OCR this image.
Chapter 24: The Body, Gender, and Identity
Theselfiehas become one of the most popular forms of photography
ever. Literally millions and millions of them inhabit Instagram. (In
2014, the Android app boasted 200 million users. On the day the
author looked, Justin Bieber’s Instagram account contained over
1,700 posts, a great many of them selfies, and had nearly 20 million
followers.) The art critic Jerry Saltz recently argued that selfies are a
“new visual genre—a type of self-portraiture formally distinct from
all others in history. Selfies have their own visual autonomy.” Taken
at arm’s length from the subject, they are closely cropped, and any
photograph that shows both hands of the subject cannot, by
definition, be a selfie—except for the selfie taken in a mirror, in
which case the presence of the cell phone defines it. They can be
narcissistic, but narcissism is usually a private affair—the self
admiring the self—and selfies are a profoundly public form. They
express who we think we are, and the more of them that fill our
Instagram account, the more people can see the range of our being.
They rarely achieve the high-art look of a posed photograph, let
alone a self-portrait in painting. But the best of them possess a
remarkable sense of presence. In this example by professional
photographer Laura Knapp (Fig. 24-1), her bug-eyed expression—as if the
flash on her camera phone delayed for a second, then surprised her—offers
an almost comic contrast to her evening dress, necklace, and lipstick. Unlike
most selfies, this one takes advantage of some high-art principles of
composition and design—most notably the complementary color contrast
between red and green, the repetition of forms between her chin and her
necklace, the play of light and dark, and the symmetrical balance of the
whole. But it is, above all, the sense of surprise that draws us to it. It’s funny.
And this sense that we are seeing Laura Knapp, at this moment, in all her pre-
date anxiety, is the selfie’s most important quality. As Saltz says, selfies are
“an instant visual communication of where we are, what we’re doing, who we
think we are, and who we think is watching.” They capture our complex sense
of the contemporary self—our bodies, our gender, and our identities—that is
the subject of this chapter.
++++
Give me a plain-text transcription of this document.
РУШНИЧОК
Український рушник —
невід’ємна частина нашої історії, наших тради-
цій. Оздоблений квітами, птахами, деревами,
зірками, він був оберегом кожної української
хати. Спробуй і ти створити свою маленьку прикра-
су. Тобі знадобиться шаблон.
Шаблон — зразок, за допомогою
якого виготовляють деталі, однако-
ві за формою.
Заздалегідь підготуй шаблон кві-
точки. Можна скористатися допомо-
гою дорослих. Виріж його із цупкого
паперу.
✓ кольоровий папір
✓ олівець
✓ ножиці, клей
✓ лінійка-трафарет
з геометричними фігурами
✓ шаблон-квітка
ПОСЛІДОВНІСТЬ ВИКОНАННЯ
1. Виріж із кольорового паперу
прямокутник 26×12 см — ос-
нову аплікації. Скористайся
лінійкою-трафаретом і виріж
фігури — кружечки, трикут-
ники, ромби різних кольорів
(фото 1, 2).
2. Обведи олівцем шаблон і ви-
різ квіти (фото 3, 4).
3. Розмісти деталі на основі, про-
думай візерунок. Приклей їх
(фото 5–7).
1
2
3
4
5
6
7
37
++++
● Your objective:
Read through the entries and copy every line that includes "from".

● Solution to the problem:
“new visual genre—a type of self-portraiture formally distinct from
at arm’s length from the subject, they are closely cropped, and any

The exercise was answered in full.